--- Excerpted passage ---

These are observational findings, not proof that chocolate itself caused the benefit. But the flavanol connection is well established in shorter-term clinical research showing improvements in blood pressure and blood vessel function. If health benefits factor into your chocolate choices, bars with 70% cacao or higher will give you the most flavanols per serving while keeping sugar relatively low.
How Processing Changes the Chocolate
Not all dark chocolate with the same cacao percentage delivers the same nutritional profile. The way cocoa is processed has a dramatic effect on its flavanol content. Natural cocoa powder, the kind that’s light brown and slightly acidic, retains the most flavanols. Dutch-processed cocoa, which is treated with an alkalizing agent to mellow the flavor and darken the color, loses a significant portion.
Research published in the Journal of Agricultural and Food Chemistry measured this directly. Natural cocoa powders contained an average of about 34.6 mg of flavanols per gram. Lightly Dutch-processed cocoas dropped to 13.8 mg/g. Medium-processed cocoas fell to 7.8 mg/g. Heavily processed versions retained only 3.9 mg/g, roughly one-ninth of what natural cocoa delivers. If you see “processed with alkali” on the ingredient list of a dark chocolate bar or cocoa powder, the flavanol content is substantially reduced even if the cacao percentage looks impressive.
Heavy Metals in Dark Chocolate
Dark chocolate can accumulate trace amounts of lead and cadmium from the soil where cacao is grown and from processing steps like drying and roasting. A multi-year analysis of 72 dark chocolate products sold in the U.S. found that 43% exceeded California’s conservative daily exposure limits for lead and 35% exceeded limits for cadmium. However, 97% of products fell below the FDA’s own reference levels for lead, which are set higher.
The median contamination levels across all products tested were actually below even the stricter California thresholds, suggesting the problem is concentrated in certain brands rather than the category as a whole. Interestingly, organic products were significantly more likely to contain higher levels of both cadmium and lead. For most adults eating a single serving of dark chocolate a day, the exposure from a typical product is unlikely to pose a meaningful risk. The concern increases with heavy daily consumption, in children, and during pregnancy. Varying the brands you buy is a simple way to reduce cumulative exposure from any single source.

---

§ Activity list:
• a. List each cocoa processing level named in the dark chocolate passage, with its average flavanol content per gram.
• b. For each statement, answer yes or no on whether the dark chocolate passage supports it, and quote the words that decide it.
(i) Organic products were less likely to contain higher levels of lead and cadmium.
(ii) Most of the dark chocolate products tested fell below the FDA's reference levels for lead.
(iii) Natural cocoa powder keeps more flavanols than Dutch-processed cocoa.
• c. Go on with the dark chocolate passage, starting after its final sentence.
You won't need the lines below the passage.

--- Dataset ---

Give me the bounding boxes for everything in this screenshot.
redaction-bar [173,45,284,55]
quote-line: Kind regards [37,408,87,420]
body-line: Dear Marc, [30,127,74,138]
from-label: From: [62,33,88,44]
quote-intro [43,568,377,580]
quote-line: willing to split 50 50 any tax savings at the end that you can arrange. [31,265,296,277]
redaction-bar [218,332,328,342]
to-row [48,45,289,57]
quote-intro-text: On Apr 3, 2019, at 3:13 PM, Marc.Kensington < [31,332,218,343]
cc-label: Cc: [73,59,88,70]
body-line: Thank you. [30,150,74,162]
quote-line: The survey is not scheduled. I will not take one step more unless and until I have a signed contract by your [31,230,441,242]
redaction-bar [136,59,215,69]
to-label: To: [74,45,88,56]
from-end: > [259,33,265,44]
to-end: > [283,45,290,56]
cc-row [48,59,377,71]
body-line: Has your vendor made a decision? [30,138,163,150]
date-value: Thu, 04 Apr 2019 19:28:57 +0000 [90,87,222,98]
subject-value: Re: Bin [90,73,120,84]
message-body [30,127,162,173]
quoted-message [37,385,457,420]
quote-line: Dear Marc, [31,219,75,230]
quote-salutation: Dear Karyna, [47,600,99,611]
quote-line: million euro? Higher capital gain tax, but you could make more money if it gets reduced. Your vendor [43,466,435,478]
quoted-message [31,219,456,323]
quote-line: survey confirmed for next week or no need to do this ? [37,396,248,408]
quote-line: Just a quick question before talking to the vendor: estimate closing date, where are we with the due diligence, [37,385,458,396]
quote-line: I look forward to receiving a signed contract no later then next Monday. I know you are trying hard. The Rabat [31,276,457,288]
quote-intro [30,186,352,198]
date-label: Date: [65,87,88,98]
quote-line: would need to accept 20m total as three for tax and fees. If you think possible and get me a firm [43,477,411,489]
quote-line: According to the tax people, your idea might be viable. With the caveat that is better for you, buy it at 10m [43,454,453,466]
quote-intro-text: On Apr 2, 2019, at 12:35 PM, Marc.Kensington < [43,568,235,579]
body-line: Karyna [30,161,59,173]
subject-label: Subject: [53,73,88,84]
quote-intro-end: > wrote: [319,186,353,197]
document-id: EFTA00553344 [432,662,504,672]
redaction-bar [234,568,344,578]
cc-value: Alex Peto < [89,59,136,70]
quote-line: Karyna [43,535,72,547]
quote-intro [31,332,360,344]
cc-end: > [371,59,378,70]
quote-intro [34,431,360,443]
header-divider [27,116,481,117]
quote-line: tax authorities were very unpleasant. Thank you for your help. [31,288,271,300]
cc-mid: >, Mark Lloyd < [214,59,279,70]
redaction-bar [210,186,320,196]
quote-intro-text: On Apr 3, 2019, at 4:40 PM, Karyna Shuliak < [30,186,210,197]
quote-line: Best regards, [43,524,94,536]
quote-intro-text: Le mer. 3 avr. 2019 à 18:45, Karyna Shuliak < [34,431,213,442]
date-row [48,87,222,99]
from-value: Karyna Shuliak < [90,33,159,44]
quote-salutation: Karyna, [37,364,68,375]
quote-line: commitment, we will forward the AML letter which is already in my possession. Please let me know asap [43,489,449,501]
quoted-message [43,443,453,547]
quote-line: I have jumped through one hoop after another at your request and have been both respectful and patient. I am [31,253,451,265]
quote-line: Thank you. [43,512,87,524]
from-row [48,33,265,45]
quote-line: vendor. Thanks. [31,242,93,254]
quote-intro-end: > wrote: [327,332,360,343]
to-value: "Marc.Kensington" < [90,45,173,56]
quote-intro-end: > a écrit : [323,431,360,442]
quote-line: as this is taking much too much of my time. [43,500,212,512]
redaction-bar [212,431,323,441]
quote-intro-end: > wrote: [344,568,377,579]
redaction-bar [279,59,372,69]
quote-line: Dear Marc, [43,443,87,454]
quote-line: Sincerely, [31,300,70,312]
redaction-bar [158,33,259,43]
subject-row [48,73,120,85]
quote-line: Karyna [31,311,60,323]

---

§ Answers to this exercise:
• a.
Natural cocoa powder: about 34.6 mg/g
Lightly Dutch-processed cocoa: 13.8 mg/g
Medium-processed cocoa: 7.8 mg/g
Heavily processed cocoa: 3.9 mg/g

• b.
(i) No: "organic products were significantly more likely to contain higher levels of both cadmium and lead."
(ii) Yes: "97% of products fell below the FDA’s own reference levels for lead"
(iii) Yes: "Natural cocoa powder, the kind that’s light brown and slightly acidic, retains the most flavanols."

• c.
What to Look for on the Label
When shopping for dark chocolate, the cacao percentage is your most useful number. Here’s a quick reference for how the range breaks down in practice:
- 35% to 55%: Meets the minimum definition of dark chocolate but tastes relatively sweet. Often used in candy bars and mass-market products. Lower in flavanols, higher in sugar.
- 55% to 70%: The semisweet to bittersweet range. A good balance of chocolate flavor and moderate sweetness. This is where most “everyday eating” dark chocolate falls.
- 70% to 85%: Noticeably bitter with complex flavor. The range most commonly recommended when health benefits are a consideration.
- 85% and above: Very bitter, very low in sugar. Best for people who have developed a taste for intense cacao or for use in savory cooking.
Beyond percentage, check the ingredient list. The shorter, the better. Cocoa mass (or cocoa liquor), cocoa butter, and sugar should be the primary ingredients. Avoid bars where sugar is listed first, as ingredients appear in descending order by weight. If you care about flavanol content, look for bars that don’t mention alkali processing, and favor those that list cocoa mass or cocoa liquor rather than just “cocoa powder,” since the whole liquor retains more of the bean’s original compounds.